• **Job**
Quote every line of the data below as it stands, omitting pictures.

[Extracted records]
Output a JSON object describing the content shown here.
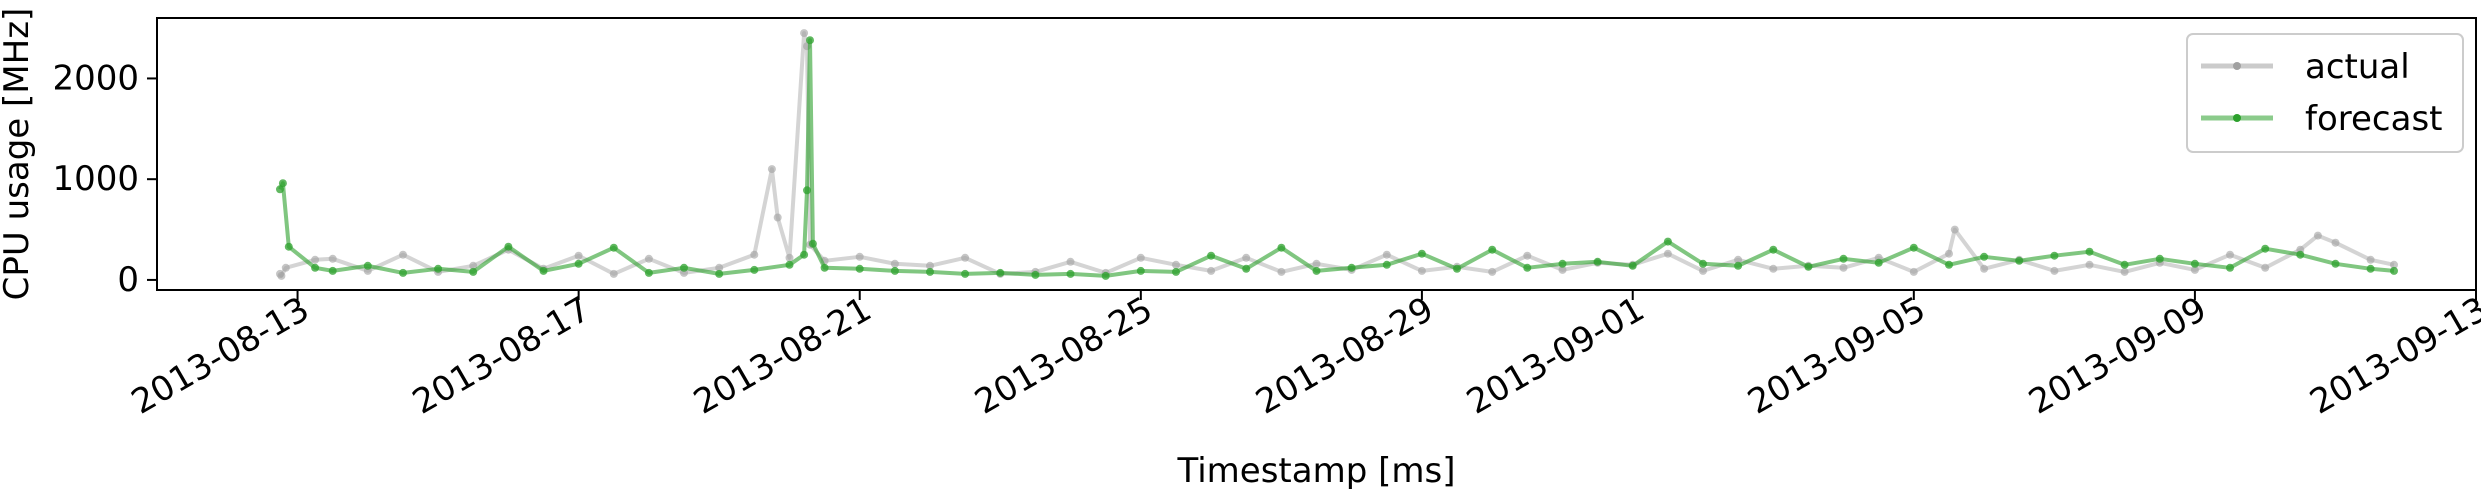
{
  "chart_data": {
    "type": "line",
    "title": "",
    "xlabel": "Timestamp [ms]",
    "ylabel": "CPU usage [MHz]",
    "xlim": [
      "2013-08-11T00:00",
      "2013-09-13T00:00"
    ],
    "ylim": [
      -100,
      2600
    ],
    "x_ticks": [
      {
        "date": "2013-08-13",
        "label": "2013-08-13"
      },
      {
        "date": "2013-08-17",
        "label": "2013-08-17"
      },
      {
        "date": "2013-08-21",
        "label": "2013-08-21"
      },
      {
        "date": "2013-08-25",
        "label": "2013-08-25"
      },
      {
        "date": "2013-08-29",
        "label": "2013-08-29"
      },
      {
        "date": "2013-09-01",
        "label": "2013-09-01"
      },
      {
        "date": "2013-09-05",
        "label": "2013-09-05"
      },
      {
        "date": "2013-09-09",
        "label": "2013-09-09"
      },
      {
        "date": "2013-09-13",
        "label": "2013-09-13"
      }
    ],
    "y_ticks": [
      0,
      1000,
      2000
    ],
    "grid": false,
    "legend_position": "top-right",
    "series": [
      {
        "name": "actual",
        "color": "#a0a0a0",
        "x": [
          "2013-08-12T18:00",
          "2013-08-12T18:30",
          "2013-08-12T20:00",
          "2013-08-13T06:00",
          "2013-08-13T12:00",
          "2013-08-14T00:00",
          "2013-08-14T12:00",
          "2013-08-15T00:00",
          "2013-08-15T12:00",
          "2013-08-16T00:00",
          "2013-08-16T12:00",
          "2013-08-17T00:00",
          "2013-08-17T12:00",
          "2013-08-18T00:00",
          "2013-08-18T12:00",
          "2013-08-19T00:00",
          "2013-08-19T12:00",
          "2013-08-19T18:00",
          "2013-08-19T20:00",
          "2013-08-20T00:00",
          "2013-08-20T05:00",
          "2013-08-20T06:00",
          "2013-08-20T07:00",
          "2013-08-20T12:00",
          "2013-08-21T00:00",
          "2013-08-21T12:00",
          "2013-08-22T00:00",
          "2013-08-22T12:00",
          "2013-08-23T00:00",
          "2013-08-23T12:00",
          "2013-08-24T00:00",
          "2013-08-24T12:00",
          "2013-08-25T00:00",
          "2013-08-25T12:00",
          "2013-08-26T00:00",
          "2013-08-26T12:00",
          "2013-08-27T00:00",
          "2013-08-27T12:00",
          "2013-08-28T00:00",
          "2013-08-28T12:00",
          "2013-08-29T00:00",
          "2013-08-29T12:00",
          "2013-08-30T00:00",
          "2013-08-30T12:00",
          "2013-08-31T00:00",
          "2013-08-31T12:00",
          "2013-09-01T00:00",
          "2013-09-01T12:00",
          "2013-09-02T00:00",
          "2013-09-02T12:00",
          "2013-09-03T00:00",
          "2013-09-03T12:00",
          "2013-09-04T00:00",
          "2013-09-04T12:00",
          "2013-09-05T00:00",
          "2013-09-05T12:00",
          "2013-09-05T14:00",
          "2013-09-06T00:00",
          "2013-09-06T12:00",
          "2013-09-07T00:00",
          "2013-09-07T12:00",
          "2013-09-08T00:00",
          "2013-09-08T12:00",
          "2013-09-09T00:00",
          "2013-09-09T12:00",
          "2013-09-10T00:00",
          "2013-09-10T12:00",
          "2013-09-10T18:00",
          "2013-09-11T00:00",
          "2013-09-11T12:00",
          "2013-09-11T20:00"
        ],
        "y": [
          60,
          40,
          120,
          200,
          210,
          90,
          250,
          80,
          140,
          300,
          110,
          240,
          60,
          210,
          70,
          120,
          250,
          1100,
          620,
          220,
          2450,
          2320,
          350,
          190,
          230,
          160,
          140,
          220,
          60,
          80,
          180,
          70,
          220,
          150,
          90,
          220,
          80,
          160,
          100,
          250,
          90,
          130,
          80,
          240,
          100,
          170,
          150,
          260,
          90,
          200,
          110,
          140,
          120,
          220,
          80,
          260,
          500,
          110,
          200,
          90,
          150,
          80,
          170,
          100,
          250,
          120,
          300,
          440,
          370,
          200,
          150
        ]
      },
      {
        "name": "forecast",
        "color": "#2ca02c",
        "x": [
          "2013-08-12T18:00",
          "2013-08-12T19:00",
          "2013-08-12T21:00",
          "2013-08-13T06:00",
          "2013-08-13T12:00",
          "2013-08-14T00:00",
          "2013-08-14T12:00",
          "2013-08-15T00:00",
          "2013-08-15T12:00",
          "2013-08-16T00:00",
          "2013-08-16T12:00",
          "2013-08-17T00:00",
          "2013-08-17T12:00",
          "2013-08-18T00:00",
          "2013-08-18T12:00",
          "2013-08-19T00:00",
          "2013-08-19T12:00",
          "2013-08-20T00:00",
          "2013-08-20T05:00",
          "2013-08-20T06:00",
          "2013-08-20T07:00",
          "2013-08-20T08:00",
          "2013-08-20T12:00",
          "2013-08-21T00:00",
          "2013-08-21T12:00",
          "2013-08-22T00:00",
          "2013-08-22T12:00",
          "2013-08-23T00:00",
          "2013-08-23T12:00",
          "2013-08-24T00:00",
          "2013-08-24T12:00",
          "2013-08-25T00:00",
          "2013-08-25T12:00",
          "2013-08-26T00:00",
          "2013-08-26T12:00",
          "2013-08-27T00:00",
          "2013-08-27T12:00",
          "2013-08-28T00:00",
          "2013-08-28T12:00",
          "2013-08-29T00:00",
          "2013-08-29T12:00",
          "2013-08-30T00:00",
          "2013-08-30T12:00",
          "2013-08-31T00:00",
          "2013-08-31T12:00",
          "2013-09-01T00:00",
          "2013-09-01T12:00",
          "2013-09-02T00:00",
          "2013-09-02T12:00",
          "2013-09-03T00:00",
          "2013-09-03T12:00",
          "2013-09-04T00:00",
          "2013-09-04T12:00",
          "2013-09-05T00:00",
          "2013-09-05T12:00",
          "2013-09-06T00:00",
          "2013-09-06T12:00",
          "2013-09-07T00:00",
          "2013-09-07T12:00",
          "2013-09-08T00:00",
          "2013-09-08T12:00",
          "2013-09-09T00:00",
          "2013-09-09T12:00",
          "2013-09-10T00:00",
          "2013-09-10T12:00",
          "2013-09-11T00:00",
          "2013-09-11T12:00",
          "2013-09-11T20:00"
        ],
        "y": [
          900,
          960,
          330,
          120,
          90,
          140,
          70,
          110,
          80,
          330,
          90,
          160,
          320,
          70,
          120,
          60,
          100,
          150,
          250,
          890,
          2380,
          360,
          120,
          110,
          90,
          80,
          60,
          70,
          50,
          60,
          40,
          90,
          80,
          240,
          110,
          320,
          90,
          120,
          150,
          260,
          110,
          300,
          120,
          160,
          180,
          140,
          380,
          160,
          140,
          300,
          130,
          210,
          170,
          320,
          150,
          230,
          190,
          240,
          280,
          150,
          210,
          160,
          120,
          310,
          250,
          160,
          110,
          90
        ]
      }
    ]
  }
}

• **The result**
Output a JSON object describing the content shown here.
{
  "chart_data": {
    "type": "line",
    "title": "",
    "xlabel": "Timestamp [ms]",
    "ylabel": "CPU usage [MHz]",
    "xlim": [
      "2013-08-11T00:00",
      "2013-09-13T00:00"
    ],
    "ylim": [
      -100,
      2600
    ],
    "x_ticks": [
      {
        "date": "2013-08-13",
        "label": "2013-08-13"
      },
      {
        "date": "2013-08-17",
        "label": "2013-08-17"
      },
      {
        "date": "2013-08-21",
        "label": "2013-08-21"
      },
      {
        "date": "2013-08-25",
        "label": "2013-08-25"
      },
      {
        "date": "2013-08-29",
        "label": "2013-08-29"
      },
      {
        "date": "2013-09-01",
        "label": "2013-09-01"
      },
      {
        "date": "2013-09-05",
        "label": "2013-09-05"
      },
      {
        "date": "2013-09-09",
        "label": "2013-09-09"
      },
      {
        "date": "2013-09-13",
        "label": "2013-09-13"
      }
    ],
    "y_ticks": [
      0,
      1000,
      2000
    ],
    "grid": false,
    "legend_position": "top-right",
    "series": [
      {
        "name": "actual",
        "color": "#a0a0a0",
        "x": [
          "2013-08-12T18:00",
          "2013-08-12T18:30",
          "2013-08-12T20:00",
          "2013-08-13T06:00",
          "2013-08-13T12:00",
          "2013-08-14T00:00",
          "2013-08-14T12:00",
          "2013-08-15T00:00",
          "2013-08-15T12:00",
          "2013-08-16T00:00",
          "2013-08-16T12:00",
          "2013-08-17T00:00",
          "2013-08-17T12:00",
          "2013-08-18T00:00",
          "2013-08-18T12:00",
          "2013-08-19T00:00",
          "2013-08-19T12:00",
          "2013-08-19T18:00",
          "2013-08-19T20:00",
          "2013-08-20T00:00",
          "2013-08-20T05:00",
          "2013-08-20T06:00",
          "2013-08-20T07:00",
          "2013-08-20T12:00",
          "2013-08-21T00:00",
          "2013-08-21T12:00",
          "2013-08-22T00:00",
          "2013-08-22T12:00",
          "2013-08-23T00:00",
          "2013-08-23T12:00",
          "2013-08-24T00:00",
          "2013-08-24T12:00",
          "2013-08-25T00:00",
          "2013-08-25T12:00",
          "2013-08-26T00:00",
          "2013-08-26T12:00",
          "2013-08-27T00:00",
          "2013-08-27T12:00",
          "2013-08-28T00:00",
          "2013-08-28T12:00",
          "2013-08-29T00:00",
          "2013-08-29T12:00",
          "2013-08-30T00:00",
          "2013-08-30T12:00",
          "2013-08-31T00:00",
          "2013-08-31T12:00",
          "2013-09-01T00:00",
          "2013-09-01T12:00",
          "2013-09-02T00:00",
          "2013-09-02T12:00",
          "2013-09-03T00:00",
          "2013-09-03T12:00",
          "2013-09-04T00:00",
          "2013-09-04T12:00",
          "2013-09-05T00:00",
          "2013-09-05T12:00",
          "2013-09-05T14:00",
          "2013-09-06T00:00",
          "2013-09-06T12:00",
          "2013-09-07T00:00",
          "2013-09-07T12:00",
          "2013-09-08T00:00",
          "2013-09-08T12:00",
          "2013-09-09T00:00",
          "2013-09-09T12:00",
          "2013-09-10T00:00",
          "2013-09-10T12:00",
          "2013-09-10T18:00",
          "2013-09-11T00:00",
          "2013-09-11T12:00",
          "2013-09-11T20:00"
        ],
        "y": [
          60,
          40,
          120,
          200,
          210,
          90,
          250,
          80,
          140,
          300,
          110,
          240,
          60,
          210,
          70,
          120,
          250,
          1100,
          620,
          220,
          2450,
          2320,
          350,
          190,
          230,
          160,
          140,
          220,
          60,
          80,
          180,
          70,
          220,
          150,
          90,
          220,
          80,
          160,
          100,
          250,
          90,
          130,
          80,
          240,
          100,
          170,
          150,
          260,
          90,
          200,
          110,
          140,
          120,
          220,
          80,
          260,
          500,
          110,
          200,
          90,
          150,
          80,
          170,
          100,
          250,
          120,
          300,
          440,
          370,
          200,
          150
        ]
      },
      {
        "name": "forecast",
        "color": "#2ca02c",
        "x": [
          "2013-08-12T18:00",
          "2013-08-12T19:00",
          "2013-08-12T21:00",
          "2013-08-13T06:00",
          "2013-08-13T12:00",
          "2013-08-14T00:00",
          "2013-08-14T12:00",
          "2013-08-15T00:00",
          "2013-08-15T12:00",
          "2013-08-16T00:00",
          "2013-08-16T12:00",
          "2013-08-17T00:00",
          "2013-08-17T12:00",
          "2013-08-18T00:00",
          "2013-08-18T12:00",
          "2013-08-19T00:00",
          "2013-08-19T12:00",
          "2013-08-20T00:00",
          "2013-08-20T05:00",
          "2013-08-20T06:00",
          "2013-08-20T07:00",
          "2013-08-20T08:00",
          "2013-08-20T12:00",
          "2013-08-21T00:00",
          "2013-08-21T12:00",
          "2013-08-22T00:00",
          "2013-08-22T12:00",
          "2013-08-23T00:00",
          "2013-08-23T12:00",
          "2013-08-24T00:00",
          "2013-08-24T12:00",
          "2013-08-25T00:00",
          "2013-08-25T12:00",
          "2013-08-26T00:00",
          "2013-08-26T12:00",
          "2013-08-27T00:00",
          "2013-08-27T12:00",
          "2013-08-28T00:00",
          "2013-08-28T12:00",
          "2013-08-29T00:00",
          "2013-08-29T12:00",
          "2013-08-30T00:00",
          "2013-08-30T12:00",
          "2013-08-31T00:00",
          "2013-08-31T12:00",
          "2013-09-01T00:00",
          "2013-09-01T12:00",
          "2013-09-02T00:00",
          "2013-09-02T12:00",
          "2013-09-03T00:00",
          "2013-09-03T12:00",
          "2013-09-04T00:00",
          "2013-09-04T12:00",
          "2013-09-05T00:00",
          "2013-09-05T12:00",
          "2013-09-06T00:00",
          "2013-09-06T12:00",
          "2013-09-07T00:00",
          "2013-09-07T12:00",
          "2013-09-08T00:00",
          "2013-09-08T12:00",
          "2013-09-09T00:00",
          "2013-09-09T12:00",
          "2013-09-10T00:00",
          "2013-09-10T12:00",
          "2013-09-11T00:00",
          "2013-09-11T12:00",
          "2013-09-11T20:00"
        ],
        "y": [
          900,
          960,
          330,
          120,
          90,
          140,
          70,
          110,
          80,
          330,
          90,
          160,
          320,
          70,
          120,
          60,
          100,
          150,
          250,
          890,
          2380,
          360,
          120,
          110,
          90,
          80,
          60,
          70,
          50,
          60,
          40,
          90,
          80,
          240,
          110,
          320,
          90,
          120,
          150,
          260,
          110,
          300,
          120,
          160,
          180,
          140,
          380,
          160,
          140,
          300,
          130,
          210,
          170,
          320,
          150,
          230,
          190,
          240,
          280,
          150,
          210,
          160,
          120,
          310,
          250,
          160,
          110,
          90
        ]
      }
    ]
  }
}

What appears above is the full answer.